[Stored items]

= = = = = = =

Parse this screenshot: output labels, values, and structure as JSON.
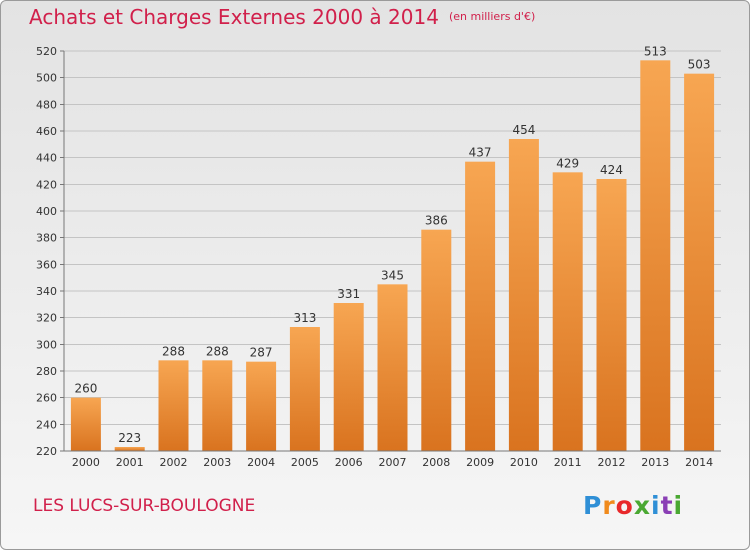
{
  "header": {
    "title": "Achats et Charges Externes 2000 à 2014",
    "subtitle": "(en milliers d'€)"
  },
  "footer": {
    "place": "LES LUCS-SUR-BOULOGNE",
    "logo": "Proxiti",
    "logo_colors": [
      "#2f8fd6",
      "#f08a1c",
      "#e8282a",
      "#4aa832",
      "#2f8fd6",
      "#8a3fb5",
      "#4aa832"
    ]
  },
  "colors": {
    "title": "#d1204b",
    "bar_light": "#f7a652",
    "bar_dark": "#d9731f",
    "background": "#ebebeb"
  },
  "chart_data": {
    "type": "bar",
    "title": "Achats et Charges Externes 2000 à 2014",
    "subtitle": "(en milliers d'€)",
    "xlabel": "",
    "ylabel": "",
    "categories": [
      "2000",
      "2001",
      "2002",
      "2003",
      "2004",
      "2005",
      "2006",
      "2007",
      "2008",
      "2009",
      "2010",
      "2011",
      "2012",
      "2013",
      "2014"
    ],
    "values": [
      260,
      223,
      288,
      288,
      287,
      313,
      331,
      345,
      386,
      437,
      454,
      429,
      424,
      513,
      503
    ],
    "data_labels": [
      "260",
      "223",
      "288",
      "288",
      "287",
      "313",
      "331",
      "345",
      "386",
      "437",
      "454",
      "429",
      "424",
      "513",
      "503"
    ],
    "ylim": [
      220,
      520
    ],
    "yticks": [
      220,
      240,
      260,
      280,
      300,
      320,
      340,
      360,
      380,
      400,
      420,
      440,
      460,
      480,
      500,
      520
    ],
    "grid": true,
    "legend": "none"
  }
}
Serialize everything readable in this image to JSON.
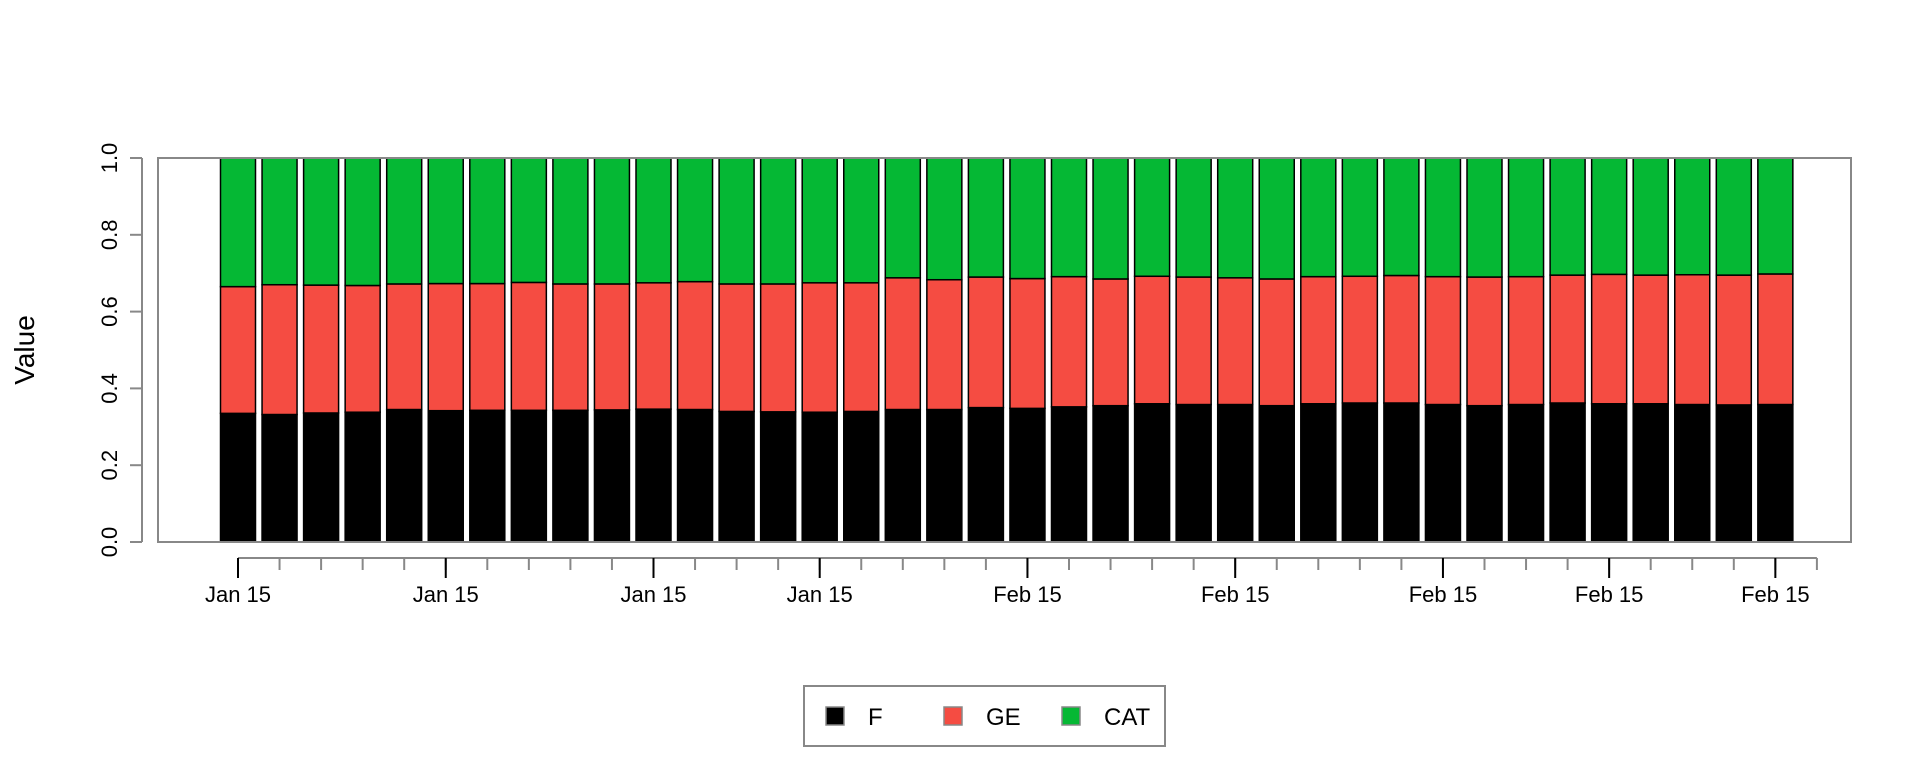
{
  "chart_data": {
    "type": "bar",
    "stacked": true,
    "ylabel": "Value",
    "xlabel": "",
    "ylim": [
      0,
      1
    ],
    "yticks": [
      "0.0",
      "0.2",
      "0.4",
      "0.6",
      "0.8",
      "1.0"
    ],
    "grid": false,
    "legend_position": "bottom-center",
    "series": [
      {
        "name": "F",
        "color": "#000000",
        "values": [
          0.335,
          0.332,
          0.336,
          0.338,
          0.345,
          0.342,
          0.343,
          0.343,
          0.343,
          0.344,
          0.346,
          0.345,
          0.34,
          0.339,
          0.338,
          0.34,
          0.345,
          0.345,
          0.35,
          0.348,
          0.352,
          0.355,
          0.36,
          0.358,
          0.358,
          0.355,
          0.36,
          0.362,
          0.362,
          0.358,
          0.355,
          0.358,
          0.362,
          0.36,
          0.36,
          0.358,
          0.357,
          0.358
        ]
      },
      {
        "name": "GE",
        "color": "#f54c42",
        "values": [
          0.33,
          0.338,
          0.333,
          0.33,
          0.327,
          0.331,
          0.33,
          0.333,
          0.329,
          0.328,
          0.329,
          0.333,
          0.332,
          0.333,
          0.337,
          0.335,
          0.343,
          0.338,
          0.34,
          0.338,
          0.339,
          0.33,
          0.332,
          0.332,
          0.33,
          0.33,
          0.331,
          0.33,
          0.332,
          0.333,
          0.335,
          0.333,
          0.333,
          0.337,
          0.335,
          0.338,
          0.338,
          0.34
        ]
      },
      {
        "name": "CAT",
        "color": "#05b834",
        "values": [
          0.335,
          0.33,
          0.331,
          0.332,
          0.328,
          0.327,
          0.327,
          0.324,
          0.328,
          0.328,
          0.325,
          0.322,
          0.328,
          0.328,
          0.325,
          0.325,
          0.312,
          0.317,
          0.31,
          0.314,
          0.309,
          0.315,
          0.308,
          0.31,
          0.312,
          0.315,
          0.309,
          0.308,
          0.306,
          0.309,
          0.31,
          0.309,
          0.305,
          0.303,
          0.305,
          0.304,
          0.305,
          0.302
        ]
      }
    ],
    "x_tick_labels": [
      {
        "index": 0,
        "label": "Jan 15"
      },
      {
        "index": 5,
        "label": "Jan 15"
      },
      {
        "index": 10,
        "label": "Jan 15"
      },
      {
        "index": 14,
        "label": "Jan 15"
      },
      {
        "index": 19,
        "label": "Feb 15"
      },
      {
        "index": 24,
        "label": "Feb 15"
      },
      {
        "index": 29,
        "label": "Feb 15"
      },
      {
        "index": 33,
        "label": "Feb 15"
      },
      {
        "index": 37,
        "label": "Feb 15"
      }
    ]
  }
}
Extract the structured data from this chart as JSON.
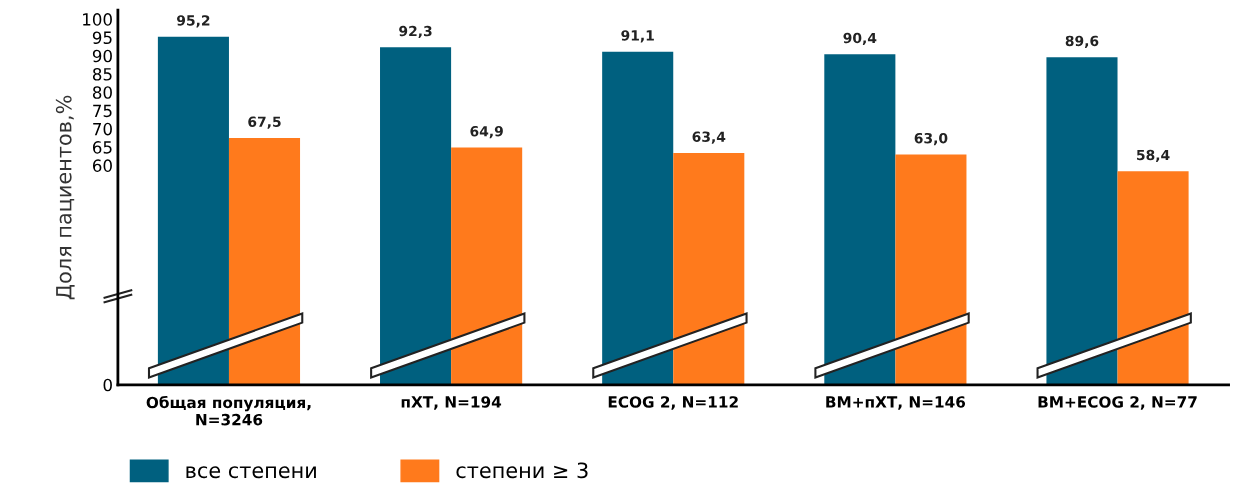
{
  "chart_data": {
    "type": "bar",
    "ylabel": "Доля пациентов,%",
    "categories": [
      "Общая популяция,\nN=3246",
      "пХТ, N=194",
      "ECOG 2, N=112",
      "ВМ+пХТ, N=146",
      "ВМ+ECOG 2, N=77"
    ],
    "series": [
      {
        "name": "все степени",
        "color": "#00607f",
        "values": [
          95.2,
          92.3,
          91.1,
          90.4,
          89.6
        ],
        "value_labels": [
          "95,2",
          "92,3",
          "91,1",
          "90,4",
          "89,6"
        ]
      },
      {
        "name": "степени ≥ 3",
        "color": "#ff7a1c",
        "values": [
          67.5,
          64.9,
          63.4,
          63.0,
          58.4
        ],
        "value_labels": [
          "67,5",
          "64,9",
          "63,4",
          "63,0",
          "58,4"
        ]
      }
    ],
    "ylim": [
      0,
      102.5
    ],
    "yticks": [
      0,
      60,
      65,
      70,
      75,
      80,
      85,
      90,
      95,
      100
    ],
    "grid": false,
    "legend": "bottom left"
  }
}
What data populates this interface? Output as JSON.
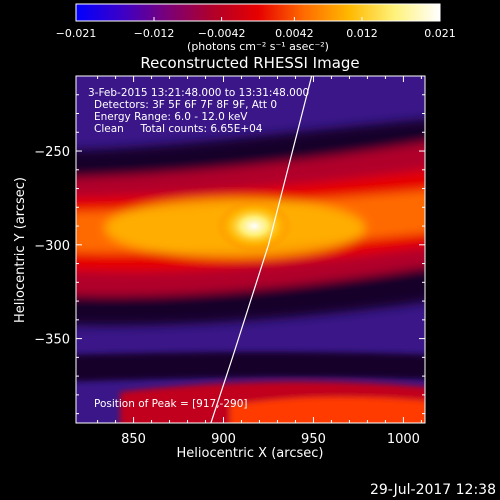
{
  "chart_data": {
    "type": "heatmap",
    "title": "Reconstructed RHESSI Image",
    "xlabel": "Heliocentric X (arcsec)",
    "ylabel": "Heliocentric Y (arcsec)",
    "xlim": [
      818,
      1012
    ],
    "ylim": [
      -395,
      -210
    ],
    "xticks": [
      850,
      900,
      950,
      1000
    ],
    "yticks": [
      -250,
      -300,
      -350
    ],
    "colorbar": {
      "min": -0.021,
      "max": 0.021,
      "ticks": [
        -0.021,
        -0.012,
        -0.0042,
        0.0042,
        0.012,
        0.021
      ],
      "tick_labels": [
        "−0.021",
        "−0.012",
        "−0.0042",
        "0.0042",
        "0.012",
        "0.021"
      ],
      "units_text": "(photons cm⁻² s⁻¹ asec⁻²)",
      "colormap": [
        "#0000ff",
        "#3b00c8",
        "#7a0078",
        "#b0002a",
        "#e60000",
        "#ff6a00",
        "#ffb800",
        "#fff27a",
        "#ffffff"
      ]
    },
    "annotations": [
      "3-Feb-2015 13:21:48.000 to 13:31:48.000",
      "Detectors: 3F 5F 6F 7F 8F 9F, Att 0",
      "Energy Range: 6.0 - 12.0 keV",
      "Clean     Total counts: 6.65E+04",
      "Position of Peak = [917,-290]"
    ],
    "peak": {
      "x": 917,
      "y": -290
    },
    "limb": [
      {
        "x": 893,
        "y": -395
      },
      {
        "x": 905,
        "y": -360
      },
      {
        "x": 915,
        "y": -330
      },
      {
        "x": 925,
        "y": -300
      },
      {
        "x": 933,
        "y": -270
      },
      {
        "x": 941,
        "y": -240
      },
      {
        "x": 949,
        "y": -210
      }
    ],
    "grid": false
  },
  "footer": {
    "timestamp": "29-Jul-2017 12:38"
  }
}
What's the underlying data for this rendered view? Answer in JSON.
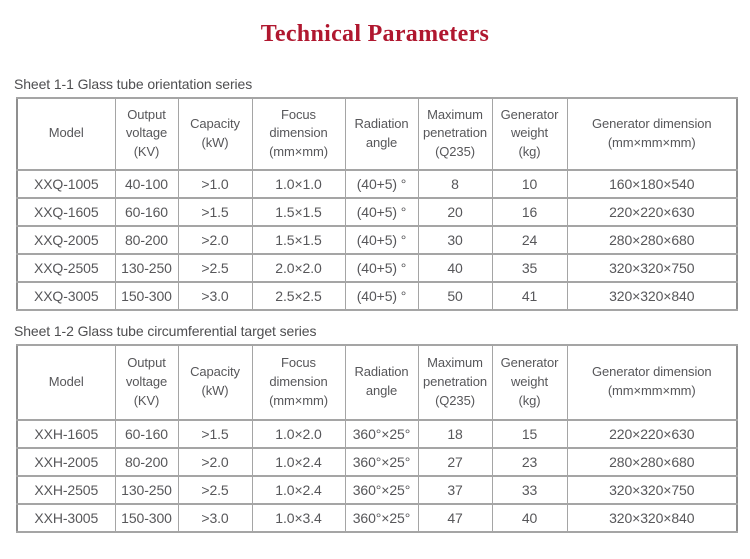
{
  "page": {
    "title": "Technical Parameters",
    "title_color": "#b0172f",
    "text_color": "#58585a",
    "border_color": "#a5a5a5"
  },
  "tables": [
    {
      "caption": "Sheet 1-1 Glass tube orientation series",
      "headers": [
        "Model",
        "Output\nvoltage\n(KV)",
        "Capacity\n(kW)",
        "Focus\ndimension\n(mm×mm)",
        "Radiation\nangle",
        "Maximum\npenetration\n(Q235)",
        "Generator\nweight\n(kg)",
        "Generator dimension\n(mm×mm×mm)"
      ],
      "rows": [
        [
          "XXQ-1005",
          "40-100",
          ">1.0",
          "1.0×1.0",
          "(40+5) °",
          "8",
          "10",
          "160×180×540"
        ],
        [
          "XXQ-1605",
          "60-160",
          ">1.5",
          "1.5×1.5",
          "(40+5) °",
          "20",
          "16",
          "220×220×630"
        ],
        [
          "XXQ-2005",
          "80-200",
          ">2.0",
          "1.5×1.5",
          "(40+5) °",
          "30",
          "24",
          "280×280×680"
        ],
        [
          "XXQ-2505",
          "130-250",
          ">2.5",
          "2.0×2.0",
          "(40+5) °",
          "40",
          "35",
          "320×320×750"
        ],
        [
          "XXQ-3005",
          "150-300",
          ">3.0",
          "2.5×2.5",
          "(40+5) °",
          "50",
          "41",
          "320×320×840"
        ]
      ]
    },
    {
      "caption": "Sheet 1-2 Glass tube circumferential target series",
      "headers": [
        "Model",
        "Output\nvoltage\n(KV)",
        "Capacity\n(kW)",
        "Focus\ndimension\n(mm×mm)",
        "Radiation\nangle",
        "Maximum\npenetration\n(Q235)",
        "Generator\nweight\n(kg)",
        "Generator dimension\n(mm×mm×mm)"
      ],
      "rows": [
        [
          "XXH-1605",
          "60-160",
          ">1.5",
          "1.0×2.0",
          "360°×25°",
          "18",
          "15",
          "220×220×630"
        ],
        [
          "XXH-2005",
          "80-200",
          ">2.0",
          "1.0×2.4",
          "360°×25°",
          "27",
          "23",
          "280×280×680"
        ],
        [
          "XXH-2505",
          "130-250",
          ">2.5",
          "1.0×2.4",
          "360°×25°",
          "37",
          "33",
          "320×320×750"
        ],
        [
          "XXH-3005",
          "150-300",
          ">3.0",
          "1.0×3.4",
          "360°×25°",
          "47",
          "40",
          "320×320×840"
        ]
      ]
    }
  ]
}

= = = = = = =

» EXERCISE TASK: Reproduce every line of the listing above in which the string "ylabel" appears.

» REPLY:
    "ylabel": "",
    "ylabel": "Value",
    "ylabel": "Доля пациентов,%",
    "ylabel": "Heliocentric Y (arcsec)",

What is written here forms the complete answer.